- Given problem
Locate every line in the material below that has the word "name". Copy each of those lines.
----
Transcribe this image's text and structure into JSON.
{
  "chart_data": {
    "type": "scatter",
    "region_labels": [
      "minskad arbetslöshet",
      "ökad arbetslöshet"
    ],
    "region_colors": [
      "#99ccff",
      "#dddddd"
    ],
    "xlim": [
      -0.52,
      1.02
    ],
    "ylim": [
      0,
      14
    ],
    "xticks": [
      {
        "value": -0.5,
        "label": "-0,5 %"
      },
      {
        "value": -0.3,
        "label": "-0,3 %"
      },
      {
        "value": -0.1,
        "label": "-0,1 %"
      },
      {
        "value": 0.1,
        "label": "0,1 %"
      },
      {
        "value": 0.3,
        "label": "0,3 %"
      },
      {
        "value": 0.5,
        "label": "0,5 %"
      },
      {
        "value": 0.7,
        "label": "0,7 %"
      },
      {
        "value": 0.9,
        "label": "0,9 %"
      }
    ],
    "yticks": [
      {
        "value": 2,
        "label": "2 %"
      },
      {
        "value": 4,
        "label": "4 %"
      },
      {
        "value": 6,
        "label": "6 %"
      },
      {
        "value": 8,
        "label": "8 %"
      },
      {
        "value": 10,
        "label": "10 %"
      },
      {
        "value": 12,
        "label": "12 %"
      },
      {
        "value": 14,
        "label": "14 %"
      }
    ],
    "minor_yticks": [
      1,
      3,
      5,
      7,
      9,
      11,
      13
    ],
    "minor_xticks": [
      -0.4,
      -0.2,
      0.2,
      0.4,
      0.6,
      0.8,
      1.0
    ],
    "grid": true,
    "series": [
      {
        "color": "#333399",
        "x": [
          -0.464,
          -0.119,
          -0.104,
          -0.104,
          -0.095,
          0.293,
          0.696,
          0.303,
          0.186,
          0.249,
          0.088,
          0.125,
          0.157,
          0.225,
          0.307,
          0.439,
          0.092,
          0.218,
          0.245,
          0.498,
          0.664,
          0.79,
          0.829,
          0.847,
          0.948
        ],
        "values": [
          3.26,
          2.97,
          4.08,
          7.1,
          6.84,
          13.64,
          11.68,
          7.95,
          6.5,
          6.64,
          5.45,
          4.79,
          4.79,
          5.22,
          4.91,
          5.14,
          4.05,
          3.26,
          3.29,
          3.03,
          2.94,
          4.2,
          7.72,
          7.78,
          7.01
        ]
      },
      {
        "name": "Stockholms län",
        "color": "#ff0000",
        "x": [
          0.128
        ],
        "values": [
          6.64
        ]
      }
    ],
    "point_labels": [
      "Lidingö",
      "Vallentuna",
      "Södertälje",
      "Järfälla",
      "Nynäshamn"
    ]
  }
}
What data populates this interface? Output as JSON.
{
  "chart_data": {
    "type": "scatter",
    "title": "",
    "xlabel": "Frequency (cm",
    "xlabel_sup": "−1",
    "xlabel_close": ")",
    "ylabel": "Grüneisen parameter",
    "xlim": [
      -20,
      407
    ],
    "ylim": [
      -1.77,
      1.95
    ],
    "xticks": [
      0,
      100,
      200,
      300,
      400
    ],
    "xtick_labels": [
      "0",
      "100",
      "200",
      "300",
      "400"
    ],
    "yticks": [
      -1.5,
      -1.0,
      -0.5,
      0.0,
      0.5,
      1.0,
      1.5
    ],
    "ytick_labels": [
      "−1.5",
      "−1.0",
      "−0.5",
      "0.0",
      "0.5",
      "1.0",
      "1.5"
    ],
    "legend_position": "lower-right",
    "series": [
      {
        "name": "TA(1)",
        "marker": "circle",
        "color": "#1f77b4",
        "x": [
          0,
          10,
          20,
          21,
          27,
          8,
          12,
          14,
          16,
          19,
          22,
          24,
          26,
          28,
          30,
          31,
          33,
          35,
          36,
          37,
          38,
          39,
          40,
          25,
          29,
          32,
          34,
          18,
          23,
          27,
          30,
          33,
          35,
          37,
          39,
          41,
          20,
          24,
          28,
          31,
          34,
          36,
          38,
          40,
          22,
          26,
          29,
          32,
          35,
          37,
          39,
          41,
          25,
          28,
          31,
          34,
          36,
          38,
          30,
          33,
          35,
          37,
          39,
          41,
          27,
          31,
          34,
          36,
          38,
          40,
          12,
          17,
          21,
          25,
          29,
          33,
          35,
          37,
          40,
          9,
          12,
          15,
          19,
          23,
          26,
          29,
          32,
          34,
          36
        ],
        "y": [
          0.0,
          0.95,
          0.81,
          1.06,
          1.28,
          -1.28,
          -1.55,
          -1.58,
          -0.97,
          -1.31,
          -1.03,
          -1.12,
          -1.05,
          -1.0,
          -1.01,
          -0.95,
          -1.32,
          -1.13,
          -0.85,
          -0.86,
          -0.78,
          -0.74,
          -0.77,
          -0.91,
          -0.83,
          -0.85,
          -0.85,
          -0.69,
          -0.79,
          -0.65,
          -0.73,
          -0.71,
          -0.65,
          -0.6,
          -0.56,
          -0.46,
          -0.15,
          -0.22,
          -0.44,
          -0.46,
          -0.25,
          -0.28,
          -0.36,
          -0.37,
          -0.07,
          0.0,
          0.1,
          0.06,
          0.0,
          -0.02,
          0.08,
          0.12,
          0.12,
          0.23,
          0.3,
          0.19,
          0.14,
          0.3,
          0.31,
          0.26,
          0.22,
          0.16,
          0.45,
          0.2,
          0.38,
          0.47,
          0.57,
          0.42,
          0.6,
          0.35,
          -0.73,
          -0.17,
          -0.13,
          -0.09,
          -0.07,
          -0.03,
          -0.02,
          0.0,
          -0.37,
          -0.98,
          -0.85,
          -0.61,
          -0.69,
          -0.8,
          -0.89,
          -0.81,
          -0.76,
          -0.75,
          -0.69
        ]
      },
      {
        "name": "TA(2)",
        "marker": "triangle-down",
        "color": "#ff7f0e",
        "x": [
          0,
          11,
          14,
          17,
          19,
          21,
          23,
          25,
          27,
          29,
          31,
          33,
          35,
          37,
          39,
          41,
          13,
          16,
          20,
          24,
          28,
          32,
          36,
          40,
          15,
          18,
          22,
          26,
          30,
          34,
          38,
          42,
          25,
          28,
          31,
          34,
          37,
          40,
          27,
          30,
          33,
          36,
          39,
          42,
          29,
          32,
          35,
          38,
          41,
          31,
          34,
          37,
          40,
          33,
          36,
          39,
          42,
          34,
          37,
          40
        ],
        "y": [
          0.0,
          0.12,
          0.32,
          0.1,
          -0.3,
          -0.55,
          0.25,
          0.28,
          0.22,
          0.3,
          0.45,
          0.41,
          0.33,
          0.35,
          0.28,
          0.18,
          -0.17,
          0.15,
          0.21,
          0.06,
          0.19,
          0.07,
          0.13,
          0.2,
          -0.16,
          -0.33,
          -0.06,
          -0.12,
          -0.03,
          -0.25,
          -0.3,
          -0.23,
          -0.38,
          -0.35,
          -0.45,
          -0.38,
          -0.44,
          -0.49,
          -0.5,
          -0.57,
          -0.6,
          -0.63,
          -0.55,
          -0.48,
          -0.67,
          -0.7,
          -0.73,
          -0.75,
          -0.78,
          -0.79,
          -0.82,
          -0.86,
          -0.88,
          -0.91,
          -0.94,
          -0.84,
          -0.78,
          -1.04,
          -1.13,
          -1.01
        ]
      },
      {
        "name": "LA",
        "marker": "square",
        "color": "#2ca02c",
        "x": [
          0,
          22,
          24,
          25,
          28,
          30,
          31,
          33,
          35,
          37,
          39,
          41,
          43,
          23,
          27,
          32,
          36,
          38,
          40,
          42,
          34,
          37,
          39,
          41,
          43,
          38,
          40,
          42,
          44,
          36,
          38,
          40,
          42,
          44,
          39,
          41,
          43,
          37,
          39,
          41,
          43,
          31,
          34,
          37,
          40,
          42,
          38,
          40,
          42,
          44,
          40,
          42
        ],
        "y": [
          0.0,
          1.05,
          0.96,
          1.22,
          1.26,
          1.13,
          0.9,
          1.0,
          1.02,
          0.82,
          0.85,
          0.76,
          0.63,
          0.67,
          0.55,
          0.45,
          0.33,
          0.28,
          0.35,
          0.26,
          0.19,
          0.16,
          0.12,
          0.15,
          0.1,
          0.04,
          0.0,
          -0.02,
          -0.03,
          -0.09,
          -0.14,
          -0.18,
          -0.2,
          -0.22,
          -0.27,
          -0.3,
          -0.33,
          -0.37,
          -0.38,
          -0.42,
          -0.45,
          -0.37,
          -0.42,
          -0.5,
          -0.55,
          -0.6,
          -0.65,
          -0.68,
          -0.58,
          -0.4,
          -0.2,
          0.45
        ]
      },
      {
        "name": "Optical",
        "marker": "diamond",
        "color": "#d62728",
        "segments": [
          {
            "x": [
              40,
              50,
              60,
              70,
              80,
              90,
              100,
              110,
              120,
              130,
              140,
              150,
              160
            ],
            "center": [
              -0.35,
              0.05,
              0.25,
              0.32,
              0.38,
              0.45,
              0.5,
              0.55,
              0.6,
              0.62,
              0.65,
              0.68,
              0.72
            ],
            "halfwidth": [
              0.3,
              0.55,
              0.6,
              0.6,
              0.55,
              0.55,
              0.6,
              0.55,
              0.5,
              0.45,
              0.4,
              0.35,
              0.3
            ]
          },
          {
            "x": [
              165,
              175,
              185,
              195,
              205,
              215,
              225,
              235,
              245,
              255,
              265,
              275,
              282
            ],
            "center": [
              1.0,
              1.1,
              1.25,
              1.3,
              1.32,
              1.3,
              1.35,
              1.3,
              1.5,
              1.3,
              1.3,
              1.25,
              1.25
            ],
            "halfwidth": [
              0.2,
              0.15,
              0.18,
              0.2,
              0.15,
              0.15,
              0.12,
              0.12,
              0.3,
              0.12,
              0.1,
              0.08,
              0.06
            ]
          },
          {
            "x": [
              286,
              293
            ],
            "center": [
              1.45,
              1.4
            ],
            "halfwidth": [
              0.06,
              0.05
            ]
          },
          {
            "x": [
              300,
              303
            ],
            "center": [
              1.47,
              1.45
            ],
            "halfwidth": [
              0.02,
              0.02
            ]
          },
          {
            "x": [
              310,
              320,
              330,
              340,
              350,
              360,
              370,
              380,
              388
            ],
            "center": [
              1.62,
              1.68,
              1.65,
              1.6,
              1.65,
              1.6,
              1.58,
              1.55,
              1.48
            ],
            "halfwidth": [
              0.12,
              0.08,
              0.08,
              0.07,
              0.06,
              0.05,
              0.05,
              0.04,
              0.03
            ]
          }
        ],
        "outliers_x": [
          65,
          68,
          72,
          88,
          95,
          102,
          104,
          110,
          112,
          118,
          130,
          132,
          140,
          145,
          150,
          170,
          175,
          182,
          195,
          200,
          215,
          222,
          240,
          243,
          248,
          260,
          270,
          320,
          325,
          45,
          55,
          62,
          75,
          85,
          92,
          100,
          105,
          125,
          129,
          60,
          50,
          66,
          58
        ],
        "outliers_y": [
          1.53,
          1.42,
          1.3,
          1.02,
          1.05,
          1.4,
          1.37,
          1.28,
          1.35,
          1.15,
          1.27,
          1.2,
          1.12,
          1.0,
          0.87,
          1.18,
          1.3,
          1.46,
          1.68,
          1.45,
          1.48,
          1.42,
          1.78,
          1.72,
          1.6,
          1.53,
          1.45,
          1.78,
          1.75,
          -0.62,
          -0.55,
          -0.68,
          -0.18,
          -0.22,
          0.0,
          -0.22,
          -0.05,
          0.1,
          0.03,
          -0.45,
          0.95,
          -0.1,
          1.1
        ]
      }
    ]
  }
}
----
- Finished answer
        "name": "Stockholms län",
        "name": "TA(1)",
        "name": "TA(2)",
        "name": "LA",
        "name": "Optical",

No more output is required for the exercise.